───── MATERIAL FOR THIS EXERCISE
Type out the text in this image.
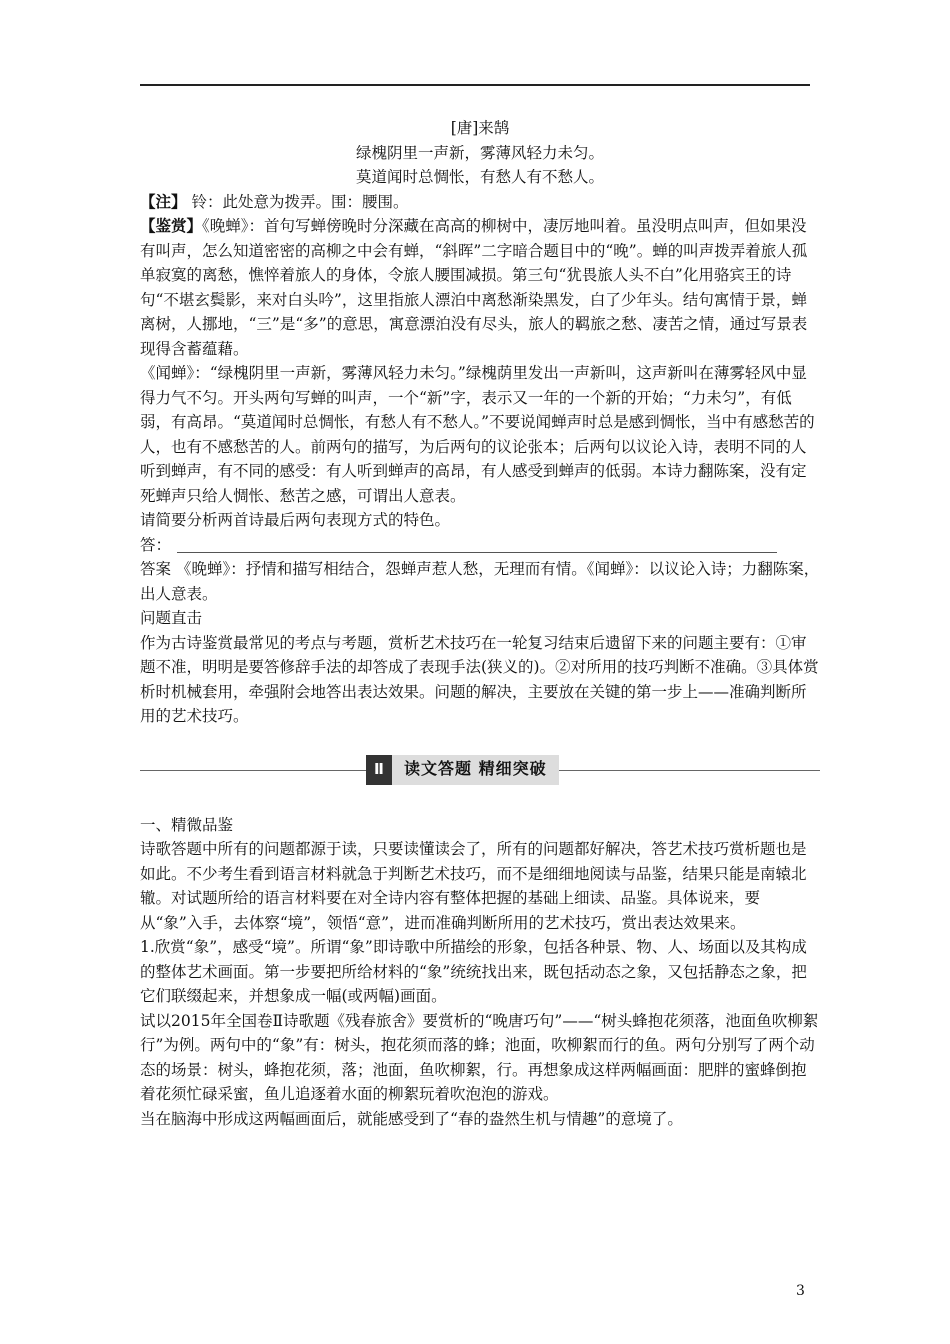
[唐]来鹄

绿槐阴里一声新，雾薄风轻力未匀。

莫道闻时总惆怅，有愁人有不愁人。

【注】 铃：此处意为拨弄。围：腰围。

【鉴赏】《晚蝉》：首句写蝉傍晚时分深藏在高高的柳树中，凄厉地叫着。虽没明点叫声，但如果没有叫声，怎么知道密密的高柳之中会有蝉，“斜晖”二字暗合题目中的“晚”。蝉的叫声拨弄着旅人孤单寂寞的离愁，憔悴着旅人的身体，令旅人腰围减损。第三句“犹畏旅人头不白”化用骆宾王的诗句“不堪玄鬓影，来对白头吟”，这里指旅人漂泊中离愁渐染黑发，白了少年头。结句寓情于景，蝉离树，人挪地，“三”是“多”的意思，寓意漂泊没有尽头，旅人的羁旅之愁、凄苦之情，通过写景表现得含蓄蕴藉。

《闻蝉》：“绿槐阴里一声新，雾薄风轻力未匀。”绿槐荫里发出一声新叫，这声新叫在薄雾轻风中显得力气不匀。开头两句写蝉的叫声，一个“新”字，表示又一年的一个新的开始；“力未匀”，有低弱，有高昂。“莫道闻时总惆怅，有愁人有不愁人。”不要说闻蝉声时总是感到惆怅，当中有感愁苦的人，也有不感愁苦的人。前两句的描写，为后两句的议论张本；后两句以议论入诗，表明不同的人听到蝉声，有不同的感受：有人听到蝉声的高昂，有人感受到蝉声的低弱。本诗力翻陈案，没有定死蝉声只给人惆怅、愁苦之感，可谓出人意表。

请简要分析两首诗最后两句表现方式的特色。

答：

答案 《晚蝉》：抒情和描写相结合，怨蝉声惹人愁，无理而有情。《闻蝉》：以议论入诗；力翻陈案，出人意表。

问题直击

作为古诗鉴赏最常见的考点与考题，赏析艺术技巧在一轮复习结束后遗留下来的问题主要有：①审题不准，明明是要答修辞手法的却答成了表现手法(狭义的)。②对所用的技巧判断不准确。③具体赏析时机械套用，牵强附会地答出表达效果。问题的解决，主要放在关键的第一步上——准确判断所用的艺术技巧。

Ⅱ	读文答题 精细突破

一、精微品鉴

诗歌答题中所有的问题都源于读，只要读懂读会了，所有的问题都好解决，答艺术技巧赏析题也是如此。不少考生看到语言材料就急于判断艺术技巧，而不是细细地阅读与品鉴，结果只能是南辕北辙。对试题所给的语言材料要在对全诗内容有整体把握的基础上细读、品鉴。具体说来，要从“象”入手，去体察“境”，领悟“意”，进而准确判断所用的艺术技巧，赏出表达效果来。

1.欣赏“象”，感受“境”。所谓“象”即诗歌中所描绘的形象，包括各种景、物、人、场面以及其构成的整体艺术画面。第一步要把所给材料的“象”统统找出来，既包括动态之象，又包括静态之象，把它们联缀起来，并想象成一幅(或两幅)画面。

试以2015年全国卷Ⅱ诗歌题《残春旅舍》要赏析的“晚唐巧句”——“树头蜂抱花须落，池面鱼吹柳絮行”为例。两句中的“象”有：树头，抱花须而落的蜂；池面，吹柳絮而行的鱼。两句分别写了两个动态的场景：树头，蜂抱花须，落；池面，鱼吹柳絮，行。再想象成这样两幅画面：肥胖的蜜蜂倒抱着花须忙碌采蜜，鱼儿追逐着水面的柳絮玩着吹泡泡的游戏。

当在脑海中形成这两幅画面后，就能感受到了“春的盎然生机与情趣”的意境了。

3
──────────
DIRECTIVE:
Write out the listing above exactly as it stands, pictures excluded.

COMPLETE OUTPUT:
Type out the text in this image.
[唐]来鹄

绿槐阴里一声新，雾薄风轻力未匀。

莫道闻时总惆怅，有愁人有不愁人。

【注】 铃：此处意为拨弄。围：腰围。

【鉴赏】《晚蝉》：首句写蝉傍晚时分深藏在高高的柳树中，凄厉地叫着。虽没明点叫声，但如果没有叫声，怎么知道密密的高柳之中会有蝉，“斜晖”二字暗合题目中的“晚”。蝉的叫声拨弄着旅人孤单寂寞的离愁，憔悴着旅人的身体，令旅人腰围减损。第三句“犹畏旅人头不白”化用骆宾王的诗句“不堪玄鬓影，来对白头吟”，这里指旅人漂泊中离愁渐染黑发，白了少年头。结句寓情于景，蝉离树，人挪地，“三”是“多”的意思，寓意漂泊没有尽头，旅人的羁旅之愁、凄苦之情，通过写景表现得含蓄蕴藉。

《闻蝉》：“绿槐阴里一声新，雾薄风轻力未匀。”绿槐荫里发出一声新叫，这声新叫在薄雾轻风中显得力气不匀。开头两句写蝉的叫声，一个“新”字，表示又一年的一个新的开始；“力未匀”，有低弱，有高昂。“莫道闻时总惆怅，有愁人有不愁人。”不要说闻蝉声时总是感到惆怅，当中有感愁苦的人，也有不感愁苦的人。前两句的描写，为后两句的议论张本；后两句以议论入诗，表明不同的人听到蝉声，有不同的感受：有人听到蝉声的高昂，有人感受到蝉声的低弱。本诗力翻陈案，没有定死蝉声只给人惆怅、愁苦之感，可谓出人意表。

请简要分析两首诗最后两句表现方式的特色。

答：

答案 《晚蝉》：抒情和描写相结合，怨蝉声惹人愁，无理而有情。《闻蝉》：以议论入诗；力翻陈案，出人意表。

问题直击

作为古诗鉴赏最常见的考点与考题，赏析艺术技巧在一轮复习结束后遗留下来的问题主要有：①审题不准，明明是要答修辞手法的却答成了表现手法(狭义的)。②对所用的技巧判断不准确。③具体赏析时机械套用，牵强附会地答出表达效果。问题的解决，主要放在关键的第一步上——准确判断所用的艺术技巧。

Ⅱ	读文答题 精细突破

一、精微品鉴

诗歌答题中所有的问题都源于读，只要读懂读会了，所有的问题都好解决，答艺术技巧赏析题也是如此。不少考生看到语言材料就急于判断艺术技巧，而不是细细地阅读与品鉴，结果只能是南辕北辙。对试题所给的语言材料要在对全诗内容有整体把握的基础上细读、品鉴。具体说来，要从“象”入手，去体察“境”，领悟“意”，进而准确判断所用的艺术技巧，赏出表达效果来。

1.欣赏“象”，感受“境”。所谓“象”即诗歌中所描绘的形象，包括各种景、物、人、场面以及其构成的整体艺术画面。第一步要把所给材料的“象”统统找出来，既包括动态之象，又包括静态之象，把它们联缀起来，并想象成一幅(或两幅)画面。

试以2015年全国卷Ⅱ诗歌题《残春旅舍》要赏析的“晚唐巧句”——“树头蜂抱花须落，池面鱼吹柳絮行”为例。两句中的“象”有：树头，抱花须而落的蜂；池面，吹柳絮而行的鱼。两句分别写了两个动态的场景：树头，蜂抱花须，落；池面，鱼吹柳絮，行。再想象成这样两幅画面：肥胖的蜜蜂倒抱着花须忙碌采蜜，鱼儿追逐着水面的柳絮玩着吹泡泡的游戏。

当在脑海中形成这两幅画面后，就能感受到了“春的盎然生机与情趣”的意境了。

3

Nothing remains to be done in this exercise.